* START Exercise data *
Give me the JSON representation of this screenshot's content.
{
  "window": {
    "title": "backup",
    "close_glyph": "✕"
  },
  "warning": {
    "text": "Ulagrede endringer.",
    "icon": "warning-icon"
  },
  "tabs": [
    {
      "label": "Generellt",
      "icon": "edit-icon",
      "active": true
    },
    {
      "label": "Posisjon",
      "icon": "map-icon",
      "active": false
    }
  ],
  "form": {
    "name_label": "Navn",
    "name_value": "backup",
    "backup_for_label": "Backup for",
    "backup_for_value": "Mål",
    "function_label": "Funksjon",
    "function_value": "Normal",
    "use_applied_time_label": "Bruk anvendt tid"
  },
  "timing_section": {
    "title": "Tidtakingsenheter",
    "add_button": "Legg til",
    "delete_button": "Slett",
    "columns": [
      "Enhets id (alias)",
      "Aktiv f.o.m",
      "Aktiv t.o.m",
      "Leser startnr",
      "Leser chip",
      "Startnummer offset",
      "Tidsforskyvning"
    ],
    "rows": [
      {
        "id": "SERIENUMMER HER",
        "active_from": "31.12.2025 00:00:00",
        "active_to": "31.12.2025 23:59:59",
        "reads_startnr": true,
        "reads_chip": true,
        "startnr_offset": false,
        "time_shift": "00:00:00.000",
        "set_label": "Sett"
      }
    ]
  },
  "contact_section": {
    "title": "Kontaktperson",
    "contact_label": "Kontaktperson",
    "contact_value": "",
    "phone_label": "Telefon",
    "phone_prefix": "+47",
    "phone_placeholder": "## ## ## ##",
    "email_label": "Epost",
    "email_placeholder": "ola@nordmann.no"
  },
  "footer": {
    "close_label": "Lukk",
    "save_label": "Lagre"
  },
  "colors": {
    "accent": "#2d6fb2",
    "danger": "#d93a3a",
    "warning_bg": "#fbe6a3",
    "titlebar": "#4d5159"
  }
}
* END Exercise data *
Exercise aim - Each line above must be printed exactly as it appears.

Solution to the problem -
Give me the JSON representation of this screenshot's content.
{
  "window": {
    "title": "backup",
    "close_glyph": "✕"
  },
  "warning": {
    "text": "Ulagrede endringer.",
    "icon": "warning-icon"
  },
  "tabs": [
    {
      "label": "Generellt",
      "icon": "edit-icon",
      "active": true
    },
    {
      "label": "Posisjon",
      "icon": "map-icon",
      "active": false
    }
  ],
  "form": {
    "name_label": "Navn",
    "name_value": "backup",
    "backup_for_label": "Backup for",
    "backup_for_value": "Mål",
    "function_label": "Funksjon",
    "function_value": "Normal",
    "use_applied_time_label": "Bruk anvendt tid"
  },
  "timing_section": {
    "title": "Tidtakingsenheter",
    "add_button": "Legg til",
    "delete_button": "Slett",
    "columns": [
      "Enhets id (alias)",
      "Aktiv f.o.m",
      "Aktiv t.o.m",
      "Leser startnr",
      "Leser chip",
      "Startnummer offset",
      "Tidsforskyvning"
    ],
    "rows": [
      {
        "id": "SERIENUMMER HER",
        "active_from": "31.12.2025 00:00:00",
        "active_to": "31.12.2025 23:59:59",
        "reads_startnr": true,
        "reads_chip": true,
        "startnr_offset": false,
        "time_shift": "00:00:00.000",
        "set_label": "Sett"
      }
    ]
  },
  "contact_section": {
    "title": "Kontaktperson",
    "contact_label": "Kontaktperson",
    "contact_value": "",
    "phone_label": "Telefon",
    "phone_prefix": "+47",
    "phone_placeholder": "## ## ## ##",
    "email_label": "Epost",
    "email_placeholder": "ola@nordmann.no"
  },
  "footer": {
    "close_label": "Lukk",
    "save_label": "Lagre"
  },
  "colors": {
    "accent": "#2d6fb2",
    "danger": "#d93a3a",
    "warning_bg": "#fbe6a3",
    "titlebar": "#4d5159"
  }
}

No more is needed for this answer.